» Request: In the passage on children in foster care, what age range did most of the children whose cases were followed fall into?

» Document passage:

•••

Children’s experiences play a central role in the stories that follow, though their own voices and perspectives are notably, and intentionally, absent. Although many of the older children I spent time with, ranging from five to eight years old, had much to say about their experiences in foster care, the majority of children whose cases I followed were between infancy and five years old. Focusing on this young demographic limited children’s ability to communicate about, and reflect on, their experiences, but also foreclosed the possibility of their being able to actively and willingly commit to participation in a research project. I wrote about children primarily in contexts where social workers were already actively documenting their experiences and during the course of my formal and informal interviews with foster parents. Voices of children are occasionally present in the text, but the majority of my analysis focuses on the way children were positioned as objects of intervention and of protection, rather than as active subjects participating in and shaping the contours of their lives.

•••

Dataset excerpt:
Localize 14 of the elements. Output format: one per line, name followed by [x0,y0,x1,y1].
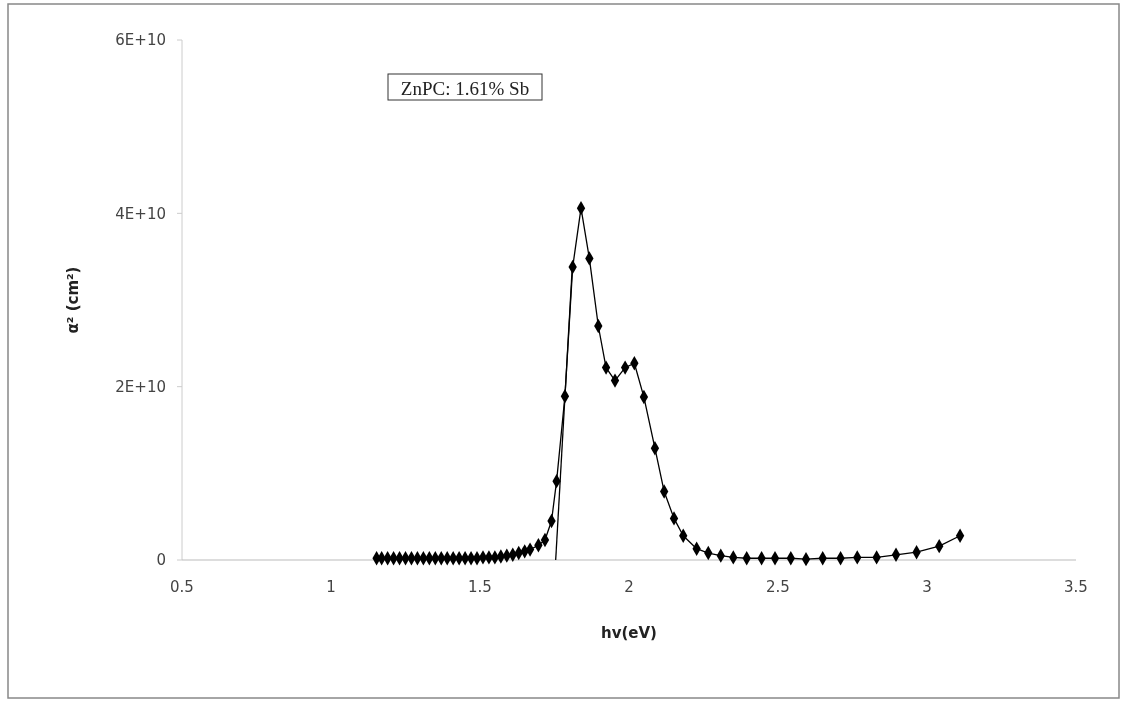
x-tick-label: 3 [922,578,932,596]
x-tick-label: 2 [624,578,634,596]
y-tick-label: 0 [156,551,166,570]
x-tick-label: 2.5 [766,578,790,596]
annotation: ZnPC: 1.61% Sb [400,77,530,99]
y-tick-label: 4E+10 [115,204,166,223]
y-axis-title: α² (cm²) [64,266,82,334]
y-tick-label: 2E+10 [115,377,166,396]
x-tick-label: 3.5 [1064,578,1088,596]
y-tick-label: 6E+10 [115,31,166,50]
x-axis-title: hv(eV) [601,624,657,642]
x-tick-label: 1 [326,578,336,596]
x-tick-label: 1.5 [468,578,492,596]
x-tick-label: 0.5 [170,578,194,596]
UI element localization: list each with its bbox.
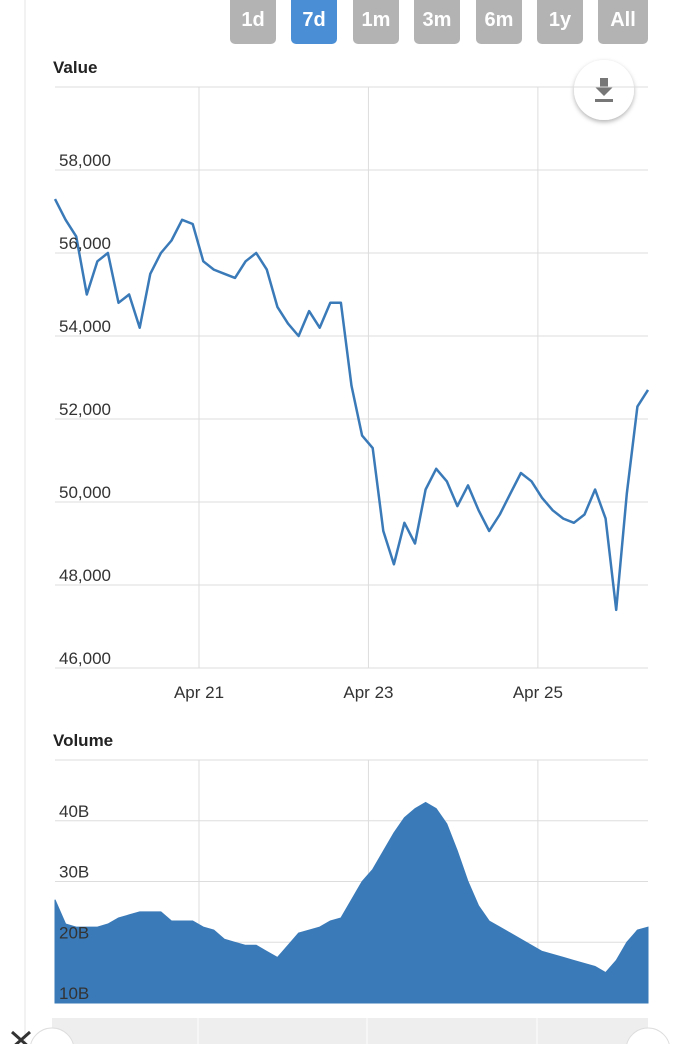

•••

» The response: Between infancy and five years old.